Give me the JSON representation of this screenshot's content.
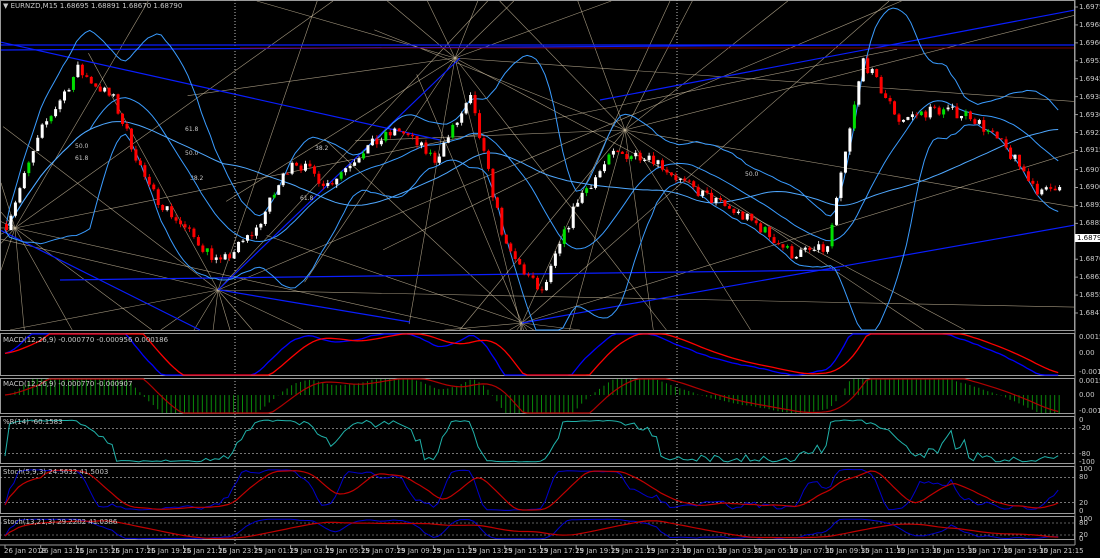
{
  "header": {
    "symbol_timeframe": "EURNZD,M15",
    "ohlc": "1.68695 1.68891 1.68670 1.68790",
    "menu_icon": "triangle-down-icon"
  },
  "price_axis": [
    "1.69755",
    "1.69680",
    "1.69605",
    "1.69530",
    "1.69455",
    "1.69380",
    "1.69305",
    "1.69230",
    "1.69155",
    "1.69075",
    "1.69000",
    "1.68925",
    "1.68850",
    "1.68700",
    "1.68625",
    "1.68550",
    "1.68475"
  ],
  "current_price": "1.68790",
  "time_axis": [
    "26 Jan 2018",
    "26 Jan 13:15",
    "26 Jan 15:15",
    "26 Jan 17:15",
    "26 Jan 19:15",
    "26 Jan 21:15",
    "26 Jan 23:15",
    "29 Jan 01:15",
    "29 Jan 03:15",
    "29 Jan 05:15",
    "29 Jan 07:15",
    "29 Jan 09:15",
    "29 Jan 11:15",
    "29 Jan 13:15",
    "29 Jan 15:15",
    "29 Jan 17:15",
    "29 Jan 19:15",
    "29 Jan 21:15",
    "29 Jan 23:15",
    "30 Jan 01:15",
    "30 Jan 03:15",
    "30 Jan 05:15",
    "30 Jan 07:15",
    "30 Jan 09:15",
    "30 Jan 11:15",
    "30 Jan 13:15",
    "30 Jan 15:15",
    "30 Jan 17:15",
    "30 Jan 19:15",
    "30 Jan 21:15"
  ],
  "fib_labels": [
    "61.8",
    "50.0",
    "38.2",
    "61.8",
    "50.0",
    "38.2",
    "61.8",
    "50.0"
  ],
  "indicators": [
    {
      "label": "MACD(12,26,9) -0.000770 -0.000956 0.000186",
      "axis": [
        "0.001565",
        "0.00",
        "-0.00178"
      ]
    },
    {
      "label": "MACD(12,26,9) -0.000770 -0.000907",
      "axis": [
        "0.001565",
        "0.00",
        "-0.00178"
      ]
    },
    {
      "label": "%R(14) -60.1583",
      "axis": [
        "0",
        "-20",
        "-80",
        "-100"
      ]
    },
    {
      "label": "Stoch(5,9,3) 24.5632 41.5003",
      "axis": [
        "100",
        "80",
        "20",
        "0"
      ]
    },
    {
      "label": "Stoch(13,21,3) 29.2202 41.0386",
      "axis": [
        "100",
        "80",
        "20",
        "0"
      ]
    }
  ],
  "colors": {
    "bull": "#ffffff",
    "bull_alt": "#00e000",
    "bear": "#ff0000",
    "bands": "#3a9cff",
    "trend": "#0a1eff",
    "fan": "#d8c8a8",
    "macd_main": "#0000ff",
    "macd_signal": "#ff0000",
    "wpr": "#20b2aa",
    "stoch_main": "#0000cc",
    "stoch_signal": "#c00000"
  },
  "chart_data": {
    "type": "candlestick",
    "title": "EURNZD,M15",
    "x_ticks": "time_axis",
    "ylim": [
      1.68475,
      1.69755
    ],
    "approx_close_at_ticks": [
      1.68847,
      1.69242,
      1.69493,
      1.69368,
      1.68993,
      1.68826,
      1.6868,
      1.68826,
      1.69118,
      1.69013,
      1.69159,
      1.69242,
      1.69118,
      1.69368,
      1.68743,
      1.68555,
      1.68951,
      1.69138,
      1.69138,
      1.69013,
      1.6893,
      1.68847,
      1.68722,
      1.68743,
      1.69534,
      1.69284,
      1.69326,
      1.69305,
      1.69159,
      1.68972
    ],
    "last_close": 1.6907
  }
}
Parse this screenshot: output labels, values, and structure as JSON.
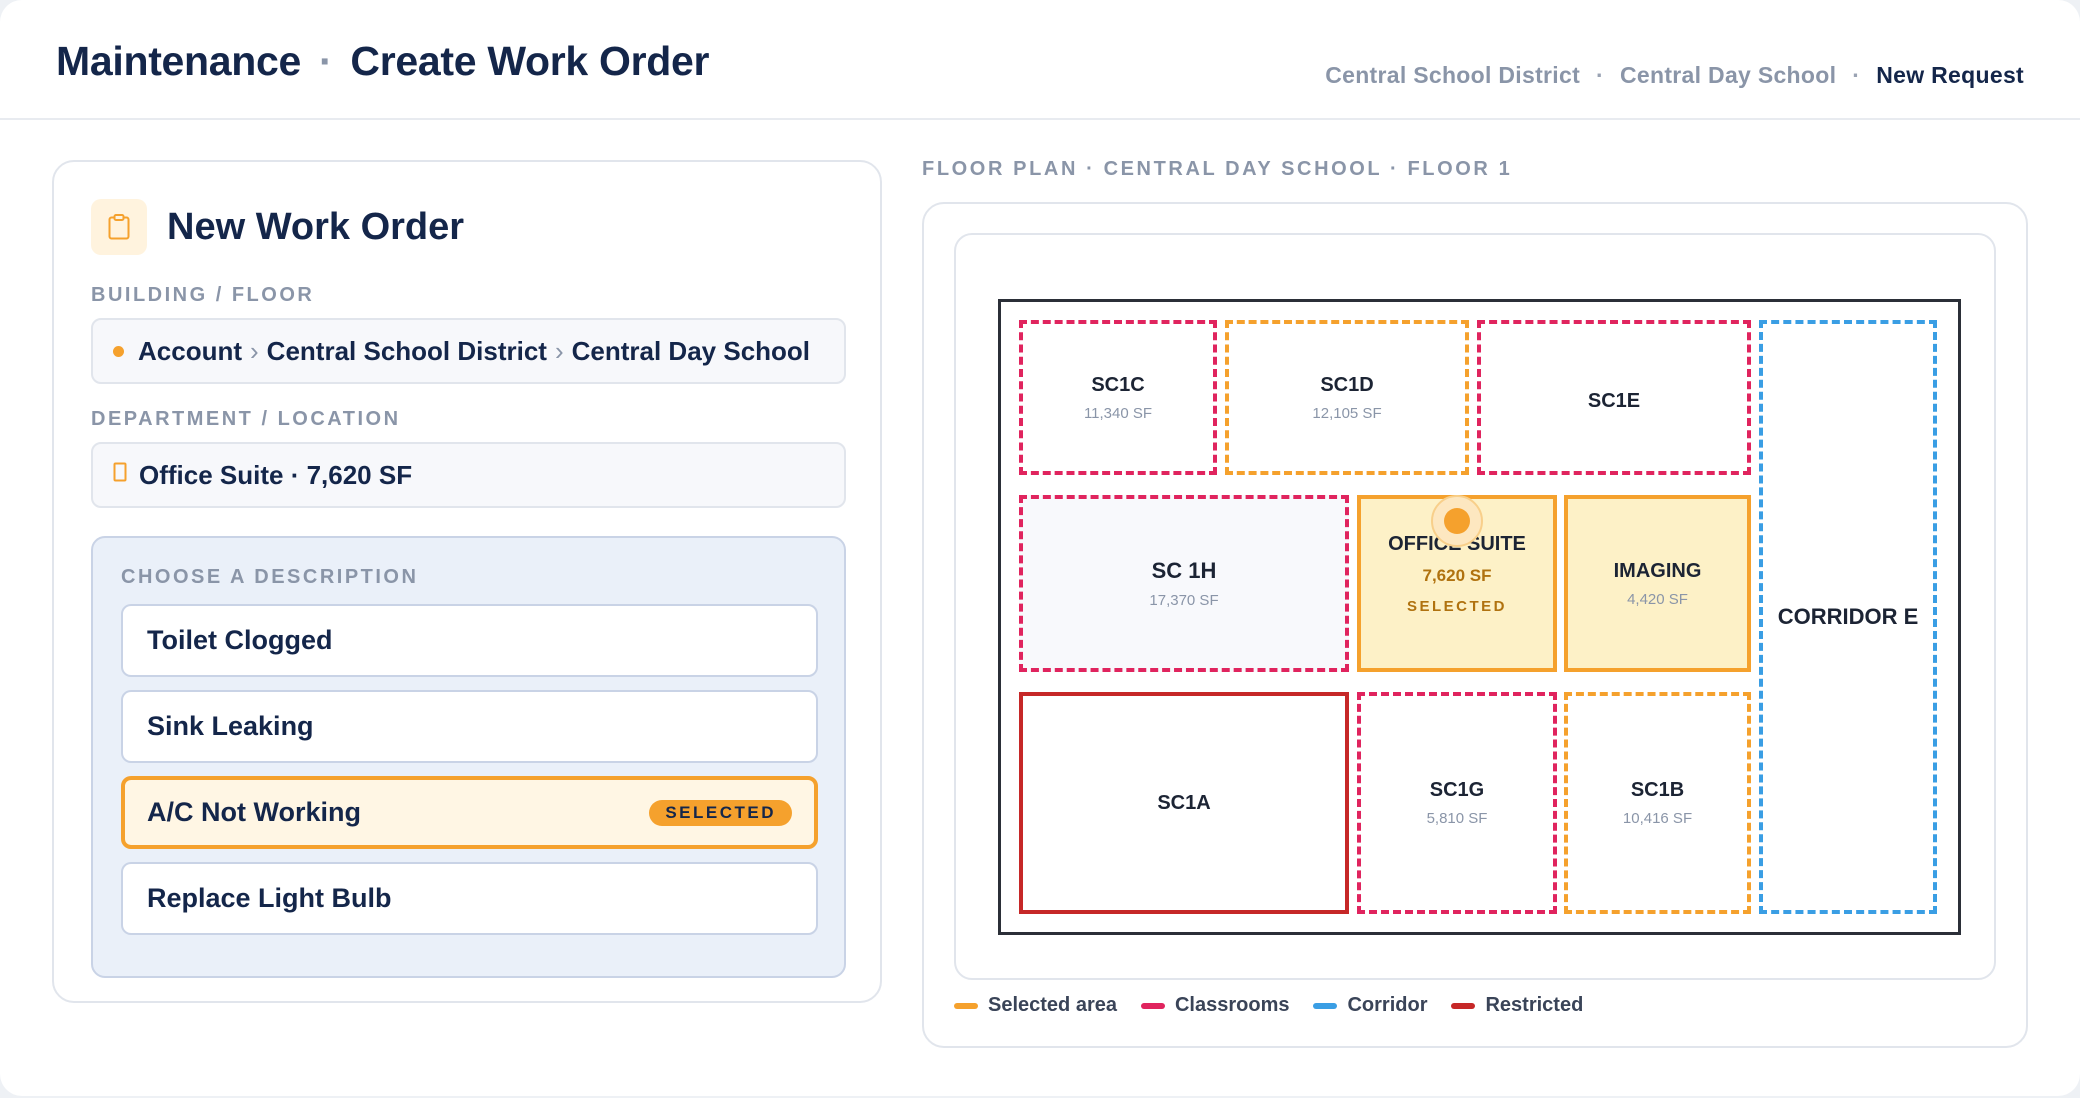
{
  "header": {
    "title_module": "Maintenance",
    "title_separator": "·",
    "title_page": "Create Work Order",
    "breadcrumb": [
      "Central School District",
      "Central Day School",
      "New Request"
    ],
    "breadcrumb_separator": "·"
  },
  "form": {
    "card_title": "New Work Order",
    "card_icon": "clipboard-icon",
    "building_label": "BUILDING / FLOOR",
    "building_path": [
      "Account",
      "Central School District",
      "Central Day School"
    ],
    "path_separator": "›",
    "department_label": "DEPARTMENT / LOCATION",
    "department_value": "Office Suite · 7,620 SF",
    "description_label": "CHOOSE A DESCRIPTION",
    "descriptions": [
      {
        "label": "Toilet Clogged",
        "selected": false
      },
      {
        "label": "Sink Leaking",
        "selected": false
      },
      {
        "label": "A/C Not Working",
        "selected": true
      },
      {
        "label": "Replace Light Bulb",
        "selected": false
      }
    ],
    "selected_badge": "SELECTED"
  },
  "floor_plan": {
    "caption": "FLOOR PLAN · CENTRAL DAY SCHOOL · FLOOR 1",
    "rooms": {
      "sc1c": {
        "name": "SC1C",
        "sf": "11,340 SF",
        "type": "classroom"
      },
      "sc1d": {
        "name": "SC1D",
        "sf": "12,105 SF",
        "type": "selected-area"
      },
      "sc1e": {
        "name": "SC1E",
        "type": "classroom"
      },
      "sc1h": {
        "name": "SC 1H",
        "sf": "17,370 SF",
        "type": "classroom"
      },
      "office": {
        "name": "OFFICE SUITE",
        "sf": "7,620 SF",
        "tag": "SELECTED",
        "type": "selected-area"
      },
      "imaging": {
        "name": "IMAGING",
        "sf": "4,420 SF",
        "type": "selected-area"
      },
      "sc1a": {
        "name": "SC1A",
        "type": "restricted"
      },
      "sc1g": {
        "name": "SC1G",
        "sf": "5,810 SF",
        "type": "classroom"
      },
      "sc1b": {
        "name": "SC1B",
        "sf": "10,416 SF",
        "type": "selected-area"
      },
      "corridor": {
        "name": "CORRIDOR E",
        "type": "corridor"
      }
    },
    "legend": [
      {
        "label": "Selected area",
        "color": "#f5a12d"
      },
      {
        "label": "Classrooms",
        "color": "#e0245e"
      },
      {
        "label": "Corridor",
        "color": "#3a9ee4"
      },
      {
        "label": "Restricted",
        "color": "#c62828"
      }
    ]
  },
  "colors": {
    "accent": "#f5a12d",
    "classroom": "#e0245e",
    "corridor": "#3a9ee4",
    "restricted": "#c62828",
    "heading": "#14264a"
  }
}
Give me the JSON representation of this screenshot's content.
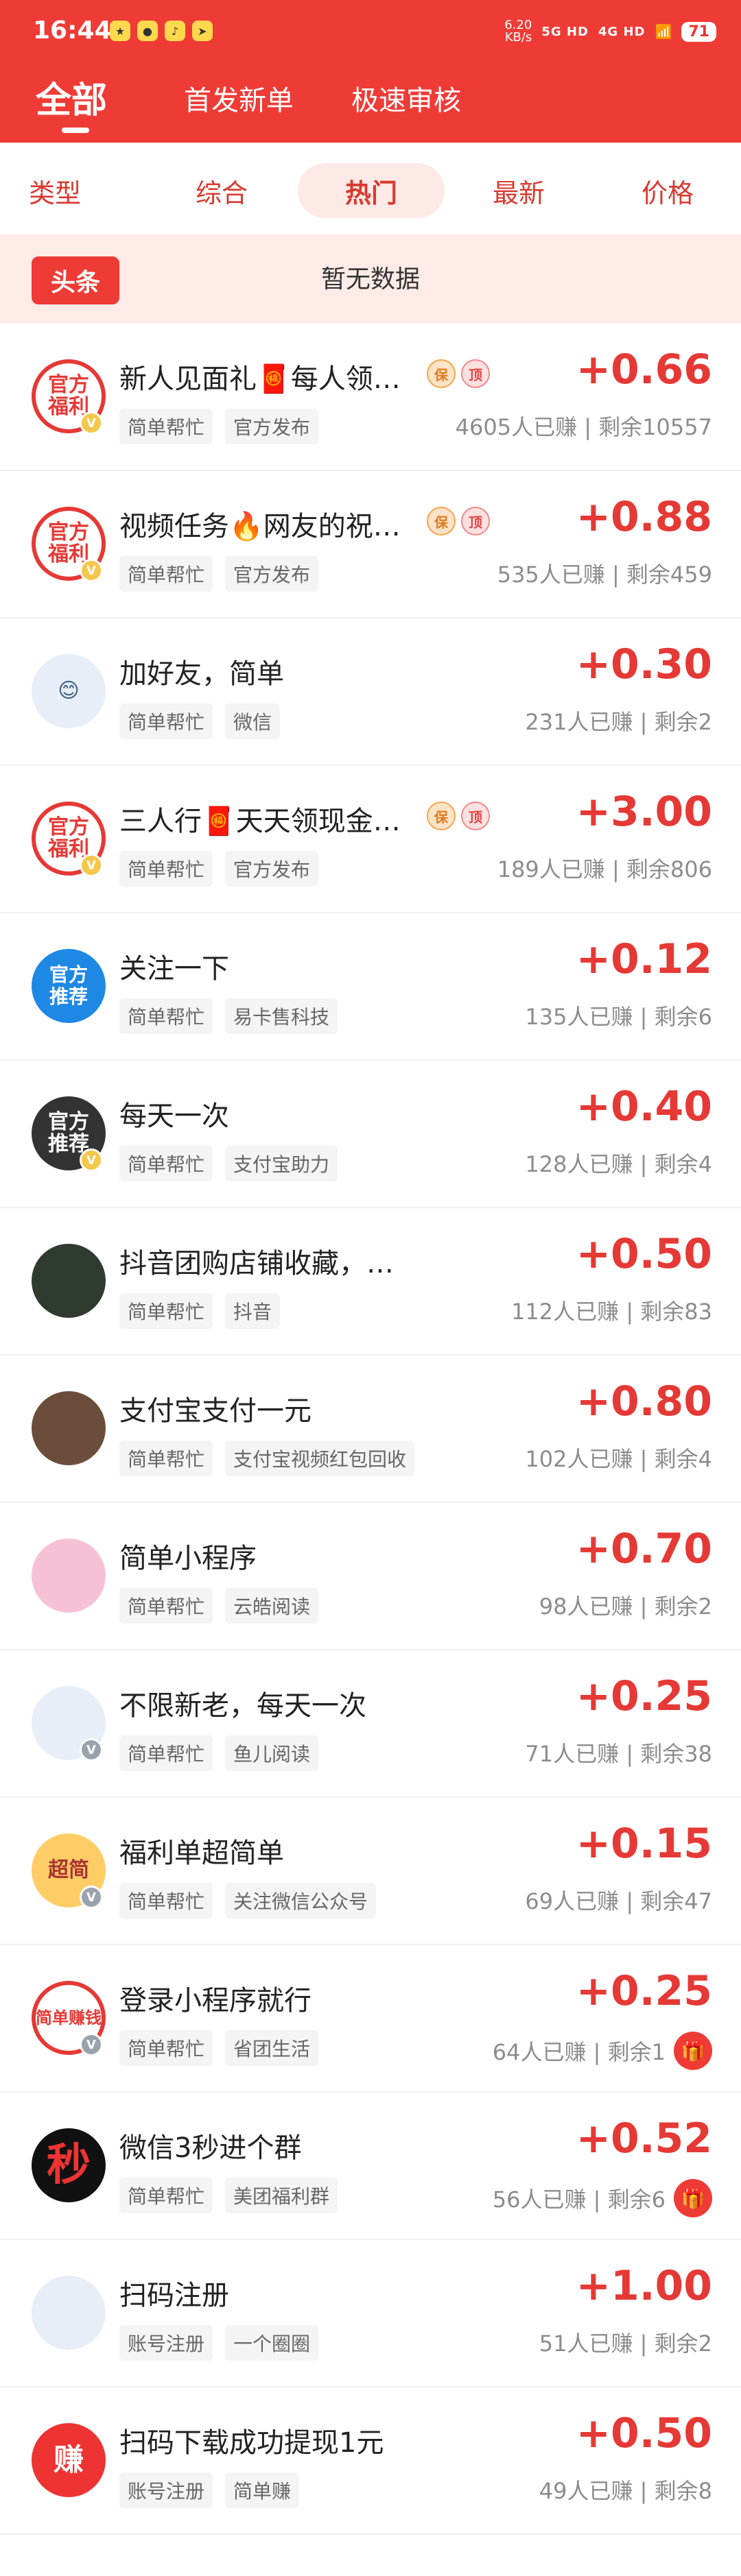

◆ ◆ ◆ ◆ ◆

* **Work to complete**: Copy out the listing exactly as it stands, but not the pictures.

* **Result**:
Give me the JSON representation of this screenshot's content.
{
  "header": {
    "symbol_timeframe": "EURNZD,M15",
    "ohlc": "1.68695 1.68891 1.68670 1.68790",
    "menu_icon": "triangle-down-icon"
  },
  "price_axis": [
    "1.69755",
    "1.69680",
    "1.69605",
    "1.69530",
    "1.69455",
    "1.69380",
    "1.69305",
    "1.69230",
    "1.69155",
    "1.69075",
    "1.69000",
    "1.68925",
    "1.68850",
    "1.68700",
    "1.68625",
    "1.68550",
    "1.68475"
  ],
  "current_price": "1.68790",
  "time_axis": [
    "26 Jan 2018",
    "26 Jan 13:15",
    "26 Jan 15:15",
    "26 Jan 17:15",
    "26 Jan 19:15",
    "26 Jan 21:15",
    "26 Jan 23:15",
    "29 Jan 01:15",
    "29 Jan 03:15",
    "29 Jan 05:15",
    "29 Jan 07:15",
    "29 Jan 09:15",
    "29 Jan 11:15",
    "29 Jan 13:15",
    "29 Jan 15:15",
    "29 Jan 17:15",
    "29 Jan 19:15",
    "29 Jan 21:15",
    "29 Jan 23:15",
    "30 Jan 01:15",
    "30 Jan 03:15",
    "30 Jan 05:15",
    "30 Jan 07:15",
    "30 Jan 09:15",
    "30 Jan 11:15",
    "30 Jan 13:15",
    "30 Jan 15:15",
    "30 Jan 17:15",
    "30 Jan 19:15",
    "30 Jan 21:15"
  ],
  "fib_labels": [
    "61.8",
    "50.0",
    "38.2",
    "61.8",
    "50.0",
    "38.2",
    "61.8",
    "50.0"
  ],
  "indicators": [
    {
      "label": "MACD(12,26,9) -0.000770 -0.000956 0.000186",
      "axis": [
        "0.001565",
        "0.00",
        "-0.00178"
      ]
    },
    {
      "label": "MACD(12,26,9) -0.000770 -0.000907",
      "axis": [
        "0.001565",
        "0.00",
        "-0.00178"
      ]
    },
    {
      "label": "%R(14) -60.1583",
      "axis": [
        "0",
        "-20",
        "-80",
        "-100"
      ]
    },
    {
      "label": "Stoch(5,9,3) 24.5632 41.5003",
      "axis": [
        "100",
        "80",
        "20",
        "0"
      ]
    },
    {
      "label": "Stoch(13,21,3) 29.2202 41.0386",
      "axis": [
        "100",
        "80",
        "20",
        "0"
      ]
    }
  ],
  "colors": {
    "bull": "#ffffff",
    "bull_alt": "#00e000",
    "bear": "#ff0000",
    "bands": "#3a9cff",
    "trend": "#0a1eff",
    "fan": "#d8c8a8",
    "macd_main": "#0000ff",
    "macd_signal": "#ff0000",
    "wpr": "#20b2aa",
    "stoch_main": "#0000cc",
    "stoch_signal": "#c00000"
  },
  "chart_data": {
    "type": "candlestick",
    "title": "EURNZD,M15",
    "x_ticks": "time_axis",
    "ylim": [
      1.68475,
      1.69755
    ],
    "approx_close_at_ticks": [
      1.68847,
      1.69242,
      1.69493,
      1.69368,
      1.68993,
      1.68826,
      1.6868,
      1.68826,
      1.69118,
      1.69013,
      1.69159,
      1.69242,
      1.69118,
      1.69368,
      1.68743,
      1.68555,
      1.68951,
      1.69138,
      1.69138,
      1.69013,
      1.6893,
      1.68847,
      1.68722,
      1.68743,
      1.69534,
      1.69284,
      1.69326,
      1.69305,
      1.69159,
      1.68972
    ],
    "last_close": 1.6907
  }
}
Parse this screenshot: output labels, values, and structure as JSON.
{
  "header": {
    "title_module": "Maintenance",
    "title_separator": "·",
    "title_page": "Create Work Order",
    "breadcrumb": [
      "Central School District",
      "Central Day School",
      "New Request"
    ],
    "breadcrumb_separator": "·"
  },
  "form": {
    "card_title": "New Work Order",
    "card_icon": "clipboard-icon",
    "building_label": "BUILDING / FLOOR",
    "building_path": [
      "Account",
      "Central School District",
      "Central Day School"
    ],
    "path_separator": "›",
    "department_label": "DEPARTMENT / LOCATION",
    "department_value": "Office Suite · 7,620 SF",
    "description_label": "CHOOSE A DESCRIPTION",
    "descriptions": [
      {
        "label": "Toilet Clogged",
        "selected": false
      },
      {
        "label": "Sink Leaking",
        "selected": false
      },
      {
        "label": "A/C Not Working",
        "selected": true
      },
      {
        "label": "Replace Light Bulb",
        "selected": false
      }
    ],
    "selected_badge": "SELECTED"
  },
  "floor_plan": {
    "caption": "FLOOR PLAN · CENTRAL DAY SCHOOL · FLOOR 1",
    "rooms": {
      "sc1c": {
        "name": "SC1C",
        "sf": "11,340 SF",
        "type": "classroom"
      },
      "sc1d": {
        "name": "SC1D",
        "sf": "12,105 SF",
        "type": "selected-area"
      },
      "sc1e": {
        "name": "SC1E",
        "type": "classroom"
      },
      "sc1h": {
        "name": "SC 1H",
        "sf": "17,370 SF",
        "type": "classroom"
      },
      "office": {
        "name": "OFFICE SUITE",
        "sf": "7,620 SF",
        "tag": "SELECTED",
        "type": "selected-area"
      },
      "imaging": {
        "name": "IMAGING",
        "sf": "4,420 SF",
        "type": "selected-area"
      },
      "sc1a": {
        "name": "SC1A",
        "type": "restricted"
      },
      "sc1g": {
        "name": "SC1G",
        "sf": "5,810 SF",
        "type": "classroom"
      },
      "sc1b": {
        "name": "SC1B",
        "sf": "10,416 SF",
        "type": "selected-area"
      },
      "corridor": {
        "name": "CORRIDOR E",
        "type": "corridor"
      }
    },
    "legend": [
      {
        "label": "Selected area",
        "color": "#f5a12d"
      },
      {
        "label": "Classrooms",
        "color": "#e0245e"
      },
      {
        "label": "Corridor",
        "color": "#3a9ee4"
      },
      {
        "label": "Restricted",
        "color": "#c62828"
      }
    ]
  },
  "colors": {
    "accent": "#f5a12d",
    "classroom": "#e0245e",
    "corridor": "#3a9ee4",
    "restricted": "#c62828",
    "heading": "#14264a"
  }
}
Give me the JSON representation of this screenshot's content.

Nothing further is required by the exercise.